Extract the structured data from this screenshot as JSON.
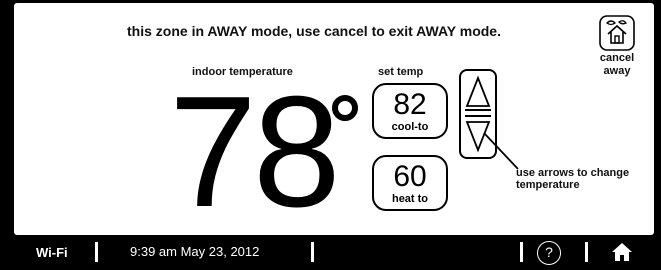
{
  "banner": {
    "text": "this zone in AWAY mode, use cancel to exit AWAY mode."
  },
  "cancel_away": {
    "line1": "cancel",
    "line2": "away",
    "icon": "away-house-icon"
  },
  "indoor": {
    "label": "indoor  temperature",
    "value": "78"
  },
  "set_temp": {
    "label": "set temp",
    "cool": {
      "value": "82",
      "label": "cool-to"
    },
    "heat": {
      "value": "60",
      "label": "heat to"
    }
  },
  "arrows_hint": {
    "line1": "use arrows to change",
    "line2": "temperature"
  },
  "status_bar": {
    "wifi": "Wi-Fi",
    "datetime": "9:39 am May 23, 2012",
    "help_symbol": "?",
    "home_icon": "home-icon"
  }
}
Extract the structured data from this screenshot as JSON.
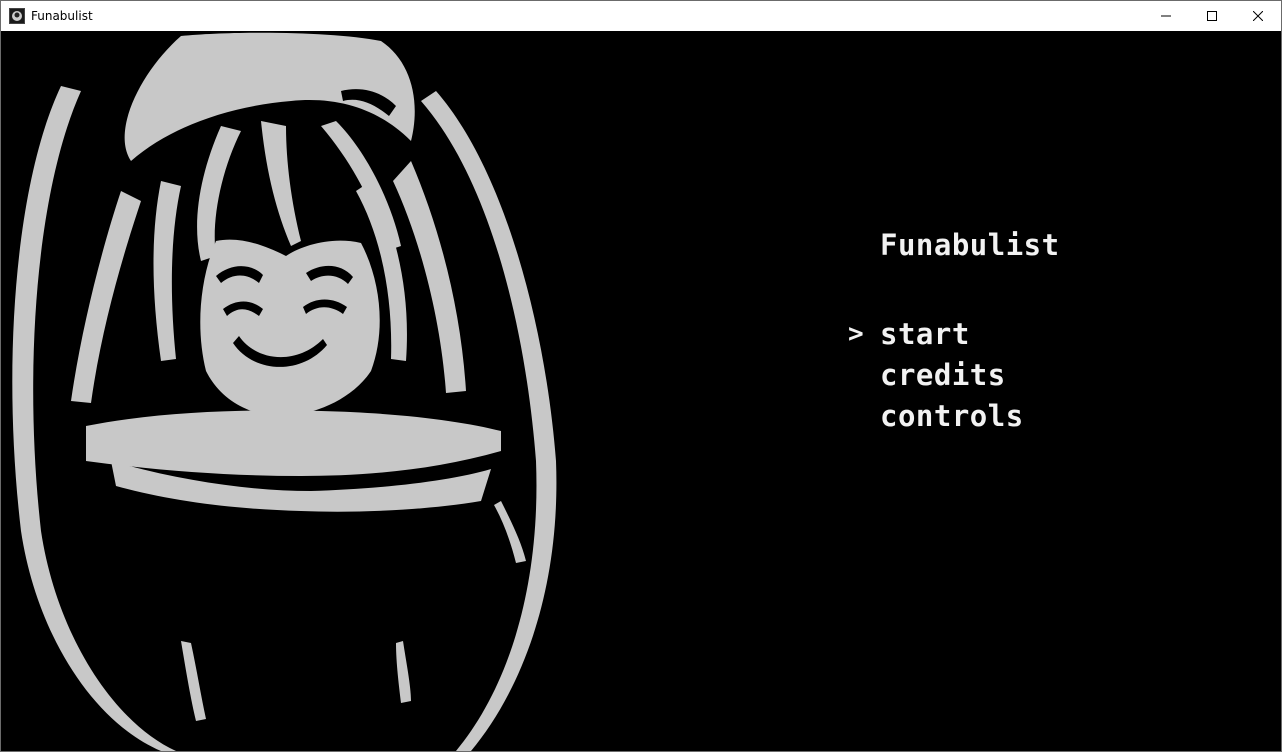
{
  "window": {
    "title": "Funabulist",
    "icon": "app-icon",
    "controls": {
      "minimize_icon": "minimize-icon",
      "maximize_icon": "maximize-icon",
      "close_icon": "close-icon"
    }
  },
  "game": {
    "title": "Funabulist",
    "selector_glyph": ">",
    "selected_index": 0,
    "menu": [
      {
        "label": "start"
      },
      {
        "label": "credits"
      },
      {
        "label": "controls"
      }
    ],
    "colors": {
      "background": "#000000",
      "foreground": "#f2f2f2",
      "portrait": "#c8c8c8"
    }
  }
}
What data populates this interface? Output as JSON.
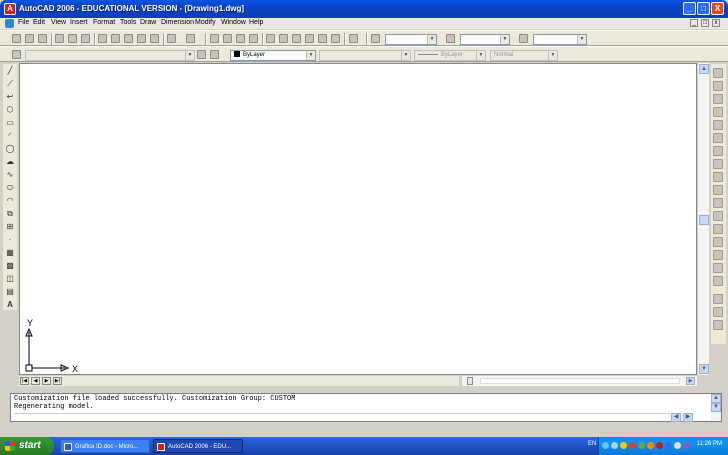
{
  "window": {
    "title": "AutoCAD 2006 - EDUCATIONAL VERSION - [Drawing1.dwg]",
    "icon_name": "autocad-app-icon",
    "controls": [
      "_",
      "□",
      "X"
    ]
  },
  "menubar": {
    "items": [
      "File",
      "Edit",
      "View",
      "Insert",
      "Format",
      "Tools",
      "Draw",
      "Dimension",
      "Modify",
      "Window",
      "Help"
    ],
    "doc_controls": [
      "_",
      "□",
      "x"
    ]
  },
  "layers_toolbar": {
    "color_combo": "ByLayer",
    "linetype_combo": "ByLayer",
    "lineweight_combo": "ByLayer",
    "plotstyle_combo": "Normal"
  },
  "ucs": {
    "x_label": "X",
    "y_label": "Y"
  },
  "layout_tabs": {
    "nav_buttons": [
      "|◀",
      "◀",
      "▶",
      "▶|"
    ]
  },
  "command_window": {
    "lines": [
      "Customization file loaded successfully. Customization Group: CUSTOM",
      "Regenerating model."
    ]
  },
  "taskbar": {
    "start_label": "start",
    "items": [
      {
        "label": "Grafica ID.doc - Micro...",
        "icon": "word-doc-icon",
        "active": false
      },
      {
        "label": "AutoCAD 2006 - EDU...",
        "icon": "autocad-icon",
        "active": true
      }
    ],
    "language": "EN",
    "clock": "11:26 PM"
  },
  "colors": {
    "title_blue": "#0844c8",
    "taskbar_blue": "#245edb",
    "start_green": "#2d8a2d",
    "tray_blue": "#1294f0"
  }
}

--

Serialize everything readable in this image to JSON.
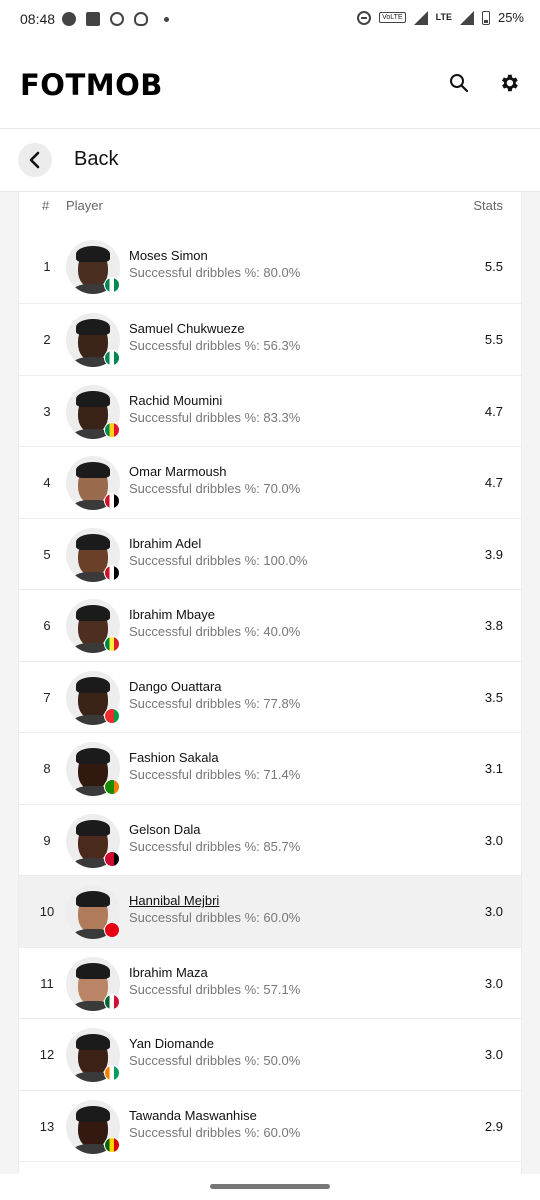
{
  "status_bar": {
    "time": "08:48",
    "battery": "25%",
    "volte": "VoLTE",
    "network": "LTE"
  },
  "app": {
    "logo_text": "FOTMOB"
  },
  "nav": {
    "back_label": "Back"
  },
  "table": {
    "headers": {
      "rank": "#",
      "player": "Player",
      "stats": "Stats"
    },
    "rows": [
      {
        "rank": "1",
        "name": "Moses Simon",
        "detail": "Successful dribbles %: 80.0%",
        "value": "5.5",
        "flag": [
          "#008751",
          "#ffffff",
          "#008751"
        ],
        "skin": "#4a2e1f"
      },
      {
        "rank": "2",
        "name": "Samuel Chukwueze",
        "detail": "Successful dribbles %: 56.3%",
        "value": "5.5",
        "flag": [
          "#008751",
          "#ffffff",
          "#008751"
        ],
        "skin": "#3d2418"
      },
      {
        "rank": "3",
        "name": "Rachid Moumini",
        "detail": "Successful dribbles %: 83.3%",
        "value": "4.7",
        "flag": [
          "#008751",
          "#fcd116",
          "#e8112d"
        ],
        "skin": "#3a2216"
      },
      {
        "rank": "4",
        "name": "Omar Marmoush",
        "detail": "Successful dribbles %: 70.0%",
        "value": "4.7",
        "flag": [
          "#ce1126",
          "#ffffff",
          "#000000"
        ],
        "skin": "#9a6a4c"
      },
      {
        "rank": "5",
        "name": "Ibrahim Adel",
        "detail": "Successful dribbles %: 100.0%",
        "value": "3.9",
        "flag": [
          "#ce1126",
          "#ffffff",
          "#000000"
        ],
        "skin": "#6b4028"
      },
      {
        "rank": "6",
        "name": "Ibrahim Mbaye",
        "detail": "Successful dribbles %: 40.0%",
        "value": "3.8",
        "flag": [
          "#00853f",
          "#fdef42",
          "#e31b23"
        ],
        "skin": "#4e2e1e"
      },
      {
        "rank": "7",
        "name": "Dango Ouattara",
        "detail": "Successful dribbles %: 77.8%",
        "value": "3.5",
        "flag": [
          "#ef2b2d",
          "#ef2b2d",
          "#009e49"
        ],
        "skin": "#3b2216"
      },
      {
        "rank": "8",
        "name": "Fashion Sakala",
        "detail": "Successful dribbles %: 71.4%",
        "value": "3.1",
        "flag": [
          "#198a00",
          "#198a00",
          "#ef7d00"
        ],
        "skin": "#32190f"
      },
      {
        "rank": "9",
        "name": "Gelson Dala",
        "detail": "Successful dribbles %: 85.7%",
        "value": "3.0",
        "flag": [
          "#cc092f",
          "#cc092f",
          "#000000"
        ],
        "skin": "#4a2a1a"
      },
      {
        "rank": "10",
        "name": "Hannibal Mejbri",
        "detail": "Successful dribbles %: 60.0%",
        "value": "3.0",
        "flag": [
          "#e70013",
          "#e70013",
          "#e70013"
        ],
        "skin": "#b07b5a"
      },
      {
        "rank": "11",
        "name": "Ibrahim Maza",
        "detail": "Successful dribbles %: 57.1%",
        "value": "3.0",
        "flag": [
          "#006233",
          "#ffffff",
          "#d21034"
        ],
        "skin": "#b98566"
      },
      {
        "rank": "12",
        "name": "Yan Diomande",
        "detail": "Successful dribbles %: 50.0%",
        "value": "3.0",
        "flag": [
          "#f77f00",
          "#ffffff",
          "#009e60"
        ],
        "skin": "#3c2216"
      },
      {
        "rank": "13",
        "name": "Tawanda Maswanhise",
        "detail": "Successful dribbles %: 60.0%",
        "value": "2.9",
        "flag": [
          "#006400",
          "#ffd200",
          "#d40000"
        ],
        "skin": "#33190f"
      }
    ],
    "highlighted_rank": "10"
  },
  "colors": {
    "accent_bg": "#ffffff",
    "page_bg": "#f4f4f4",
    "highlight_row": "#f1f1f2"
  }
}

---

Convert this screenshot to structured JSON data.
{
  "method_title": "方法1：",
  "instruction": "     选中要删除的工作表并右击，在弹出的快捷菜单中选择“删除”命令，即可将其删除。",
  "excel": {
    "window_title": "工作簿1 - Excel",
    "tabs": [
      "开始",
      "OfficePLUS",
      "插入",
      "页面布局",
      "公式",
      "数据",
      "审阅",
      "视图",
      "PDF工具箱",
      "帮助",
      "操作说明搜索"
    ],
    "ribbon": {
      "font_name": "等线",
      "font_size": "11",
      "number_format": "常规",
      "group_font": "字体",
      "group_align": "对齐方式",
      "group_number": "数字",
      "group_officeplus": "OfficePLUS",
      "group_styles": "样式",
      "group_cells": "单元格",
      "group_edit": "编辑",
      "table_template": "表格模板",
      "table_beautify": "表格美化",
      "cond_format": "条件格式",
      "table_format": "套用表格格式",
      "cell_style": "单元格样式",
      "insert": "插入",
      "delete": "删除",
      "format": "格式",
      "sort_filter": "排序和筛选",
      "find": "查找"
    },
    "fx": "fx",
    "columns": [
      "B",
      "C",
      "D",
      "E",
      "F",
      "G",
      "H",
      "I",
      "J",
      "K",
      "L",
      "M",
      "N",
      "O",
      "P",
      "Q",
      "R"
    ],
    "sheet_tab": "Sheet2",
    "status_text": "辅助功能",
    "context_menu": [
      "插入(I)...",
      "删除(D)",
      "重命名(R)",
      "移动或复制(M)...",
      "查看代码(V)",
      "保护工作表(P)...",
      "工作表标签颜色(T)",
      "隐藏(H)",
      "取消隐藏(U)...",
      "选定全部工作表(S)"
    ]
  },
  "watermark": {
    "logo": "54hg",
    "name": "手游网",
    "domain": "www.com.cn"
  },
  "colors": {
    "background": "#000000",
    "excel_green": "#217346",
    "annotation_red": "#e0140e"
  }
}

— Directions for this task —
Search the records for the word "background". Copy every line that has it.

— Full response —
      "background": "#000000",
    "background": "#000000",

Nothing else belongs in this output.